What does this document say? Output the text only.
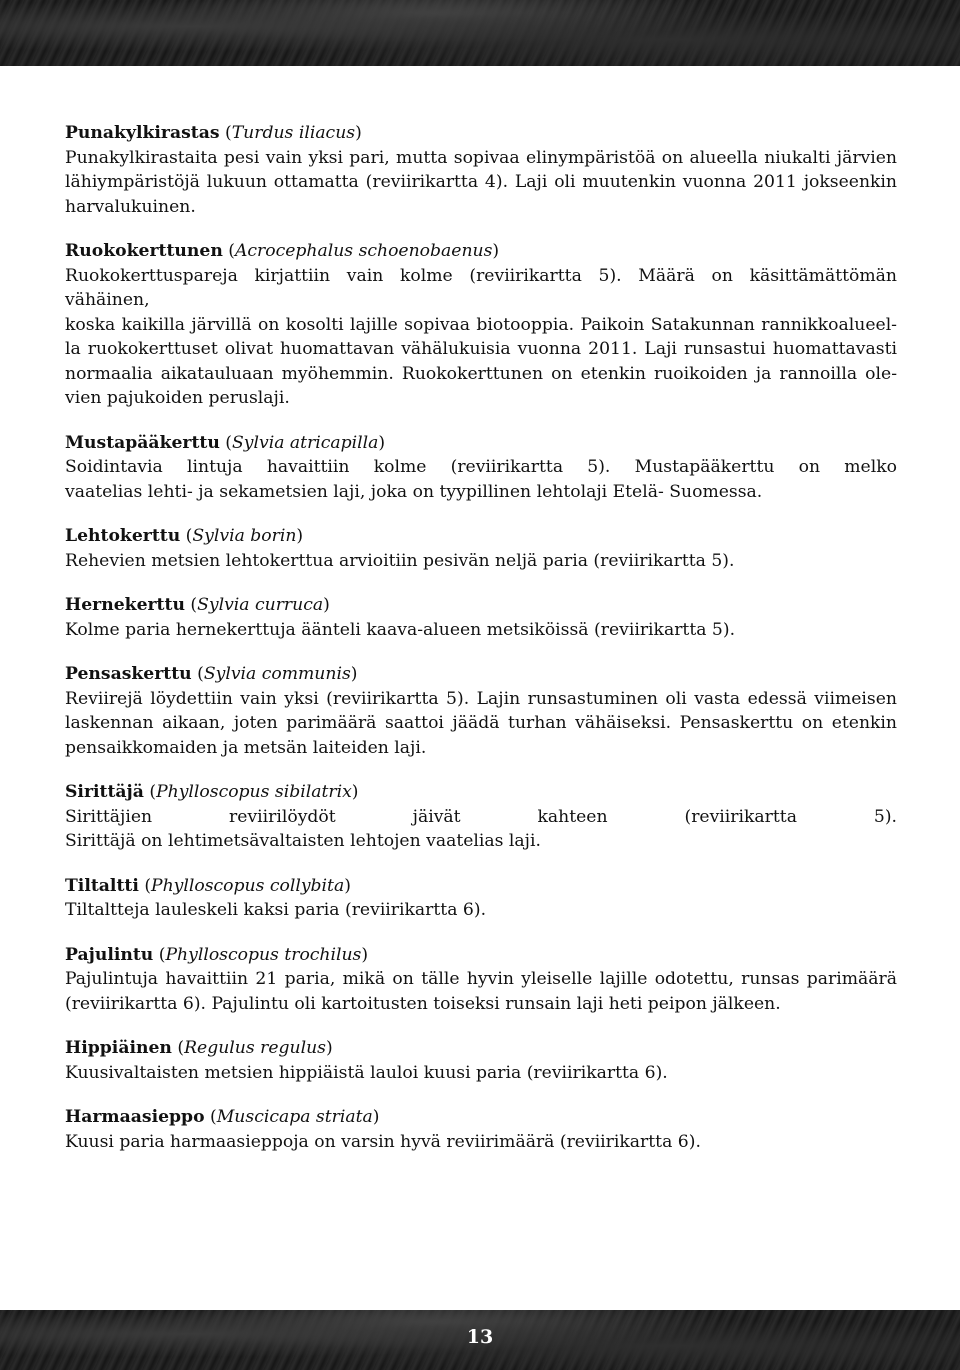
Punakylkirastas (Turdus iliacus)
Punakylkirastaita pesi vain yksi pari, mutta sopivaa elinympäristöä on alueella niukalti järvien
lähiympäristöjä lukuun ottamatta (reviirikartta 4). Laji oli muutenkin vuonna 2011 jokseenkin
harvalukuinen.
Ruokokerttunen (Acrocephalus schoenobaenus)
Ruokokerttuspareja kirjattiin vain kolme (reviirikartta 5). Määrä on käsittämättömän vähäinen,
koska kaikilla järvillä on kosolti lajille sopivaa biotooppia. Paikoin Satakunnan rannikkoalueel-
la ruokokerttuset olivat huomattavan vähälukuisia vuonna 2011. Laji runsastui huomattavasti
normaalia aikatauluaan myöhemmin. Ruokokerttunen on etenkin ruoikoiden ja rannoilla ole-
vien pajukoiden peruslaji.
Mustapääkerttu (Sylvia atricapilla)
Soidintavia lintuja havaittiin kolme (reviirikartta 5). Mustapääkerttu on melko
vaatelias lehti- ja sekametsien laji, joka on tyypillinen lehtolaji Etelä- Suomessa.
Lehtokerttu (Sylvia borin)
Rehevien metsien lehtokerttua arvioitiin pesivän neljä paria (reviirikartta 5).
Hernekerttu (Sylvia curruca)
Kolme paria hernekerttuja äänteli kaava-alueen metsiköissä (reviirikartta 5).
Pensaskerttu (Sylvia communis)
Reviirejä löydettiin vain yksi (reviirikartta 5). Lajin runsastuminen oli vasta edessä viimeisen
laskennan aikaan, joten parimäärä saattoi jäädä turhan vähäiseksi. Pensaskerttu on etenkin
pensaikkomaiden ja metsän laiteiden laji.
Sirittäjä (Phylloscopus sibilatrix)
Sirittäjien reviirilöydöt jäivät kahteen (reviirikartta 5).
Sirittäjä on lehtimetsävaltaisten lehtojen vaatelias laji.
Tiltaltti (Phylloscopus collybita)
Tiltaltteja lauleskeli kaksi paria (reviirikartta 6).
Pajulintu (Phylloscopus trochilus)
Pajulintuja havaittiin 21 paria, mikä on tälle hyvin yleiselle lajille odotettu, runsas parimäärä
(reviirikartta 6). Pajulintu oli kartoitusten toiseksi runsain laji heti peipon jälkeen.
Hippiäinen (Regulus regulus)
Kuusivaltaisten metsien hippiäistä lauloi kuusi paria (reviirikartta 6).
Harmaasieppo (Muscicapa striata)
Kuusi paria harmaasieppoja on varsin hyvä reviirimäärä (reviirikartta 6).
13
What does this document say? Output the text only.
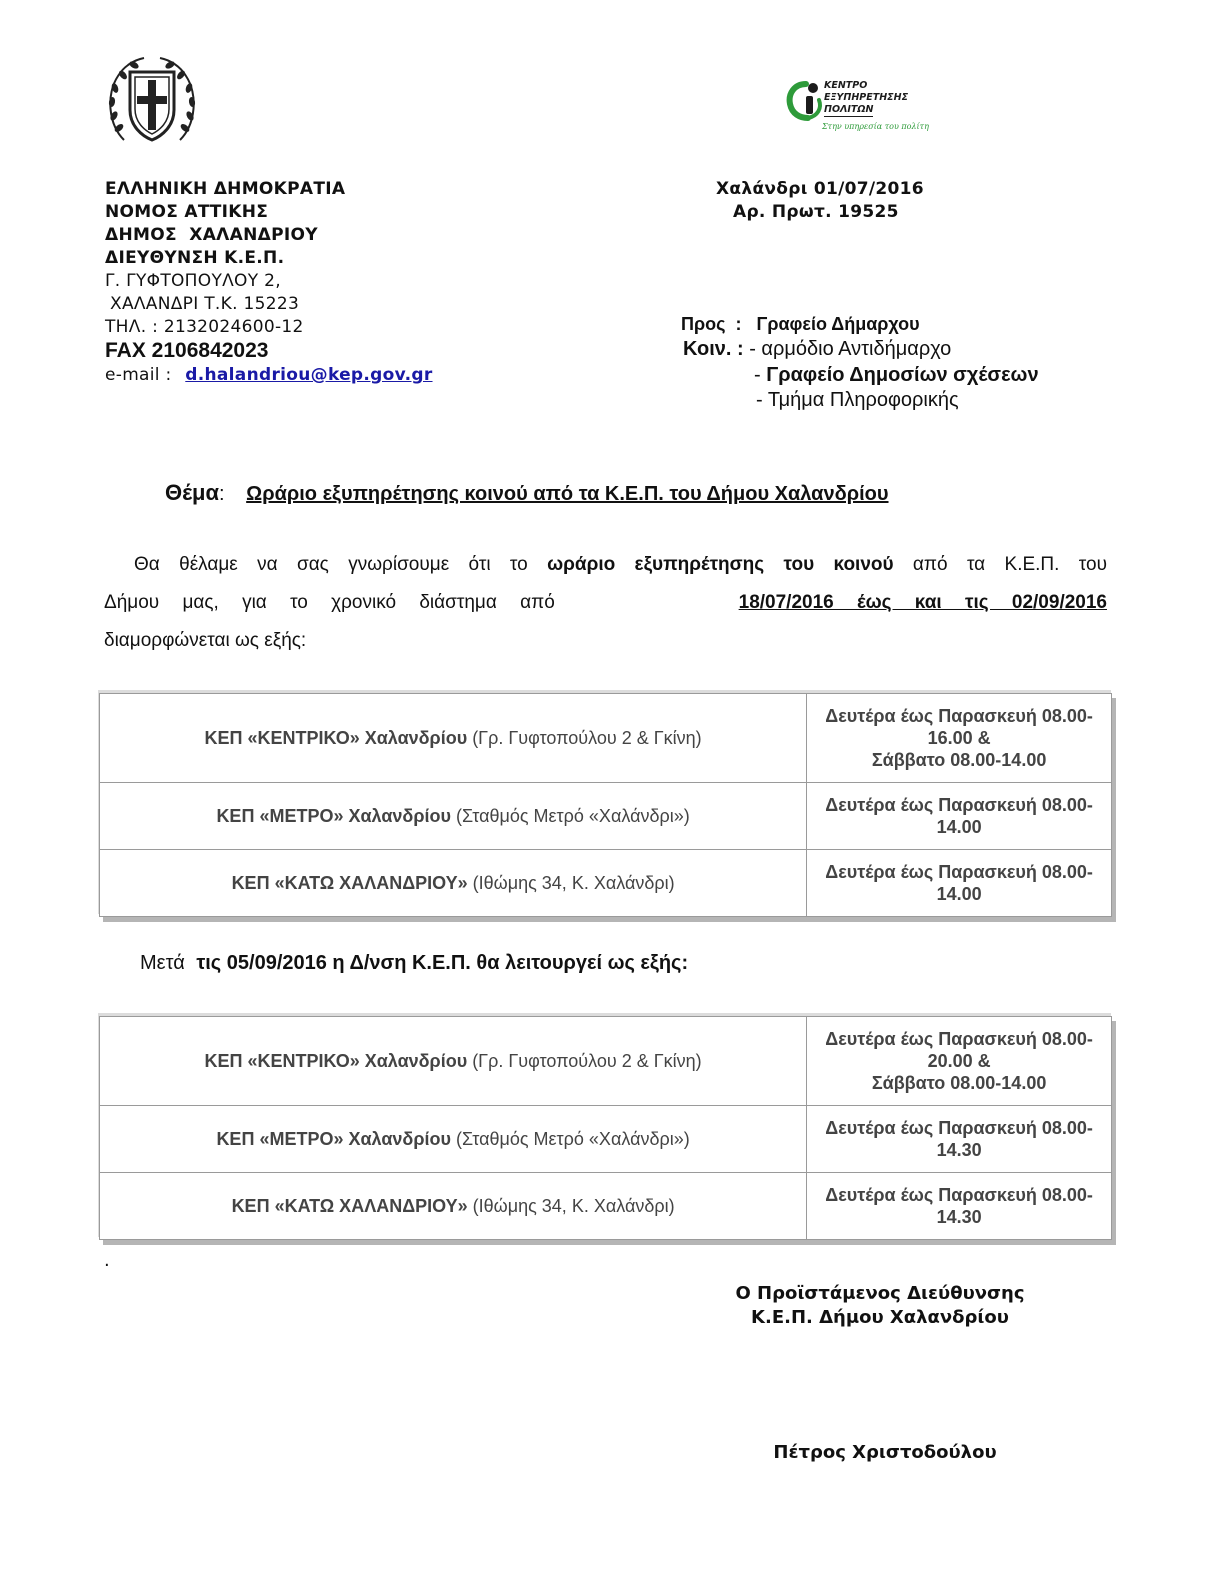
ΚΕΝΤΡΟ
ΕΞΥΠΗΡΕΤΗΣΗΣ
ΠΟΛΙΤΩΝ
Στην υπηρεσία του πολίτη
ΕΛΛΗΝΙΚΗ ΔΗΜΟΚΡΑΤΙΑ
ΝΟΜΟΣ ΑΤΤΙΚΗΣ
ΔΗΜΟΣ  ΧΑΛΑΝΔΡΙΟΥ
ΔΙΕΥΘΥΝΣΗ Κ.Ε.Π.
Γ. ΓΥΦΤΟΠΟΥΛΟΥ 2,
ΧΑΛΑΝΔΡΙ Τ.Κ. 15223
ΤΗΛ. : 2132024600-12
FAX 2106842023
e-mail : d.halandriou@kep.gov.gr
Χαλάνδρι 01/07/2016
Αρ. Πρωτ. 19525
Προς  : Γραφείο Δήμαρχου
Κοιν. : - αρμόδιο Αντιδήμαρχο
- Γραφείο Δημοσίων σχέσεων
- Τμήμα Πληροφορικής
Θέμα: Ωράριο εξυπηρέτησης κοινού από τα Κ.Ε.Π. του Δήμου Χαλανδρίου
Θα θέλαμε να σας γνωρίσουμε ότι το ωράριο εξυπηρέτησης του κοινού από τα Κ.Ε.Π. του
Δήμου μας, για το χρονικό διάστημα από	18/07/2016 έως και τις 02/09/2016
διαμορφώνεται ως εξής:
ΚΕΠ «ΚΕΝΤΡΙΚΟ» Χαλανδρίου (Γρ. Γυφτοπούλου 2 & Γκίνη)	Δευτέρα έως Παρασκευή 08.00-
16.00 &
Σάββατο 08.00-14.00

ΚΕΠ «ΜΕΤΡΟ» Χαλανδρίου (Σταθμός Μετρό «Χαλάνδρι»)	Δευτέρα έως Παρασκευή 08.00-
14.00

ΚΕΠ «ΚΑΤΩ ΧΑΛΑΝΔΡΙΟΥ» (Ιθώμης 34, Κ. Χαλάνδρι)	Δευτέρα έως Παρασκευή 08.00-
14.00
Μετά τις 05/09/2016 η Δ/νση Κ.Ε.Π. θα λειτουργεί ως εξής:
ΚΕΠ «ΚΕΝΤΡΙΚΟ» Χαλανδρίου (Γρ. Γυφτοπούλου 2 & Γκίνη)	Δευτέρα έως Παρασκευή 08.00-
20.00 &
Σάββατο 08.00-14.00

ΚΕΠ «ΜΕΤΡΟ» Χαλανδρίου (Σταθμός Μετρό «Χαλάνδρι»)	Δευτέρα έως Παρασκευή 08.00-
14.30

ΚΕΠ «ΚΑΤΩ ΧΑΛΑΝΔΡΙΟΥ» (Ιθώμης 34, Κ. Χαλάνδρι)	Δευτέρα έως Παρασκευή 08.00-
14.30
.
Ο Προϊστάμενος Διεύθυνσης
Κ.Ε.Π. Δήμου Χαλανδρίου
Πέτρος Χριστοδούλου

• • • • • • •

EXERCISE INSTRUCTIONS:
Filter the entries and copy out every line with the word "Pensaskerttu".

CORRECT RESULT:
Pensaskerttu (Sylvia communis)
laskennan aikaan, joten parimäärä saattoi jäädä turhan vähäiseksi. Pensaskerttu on etenkin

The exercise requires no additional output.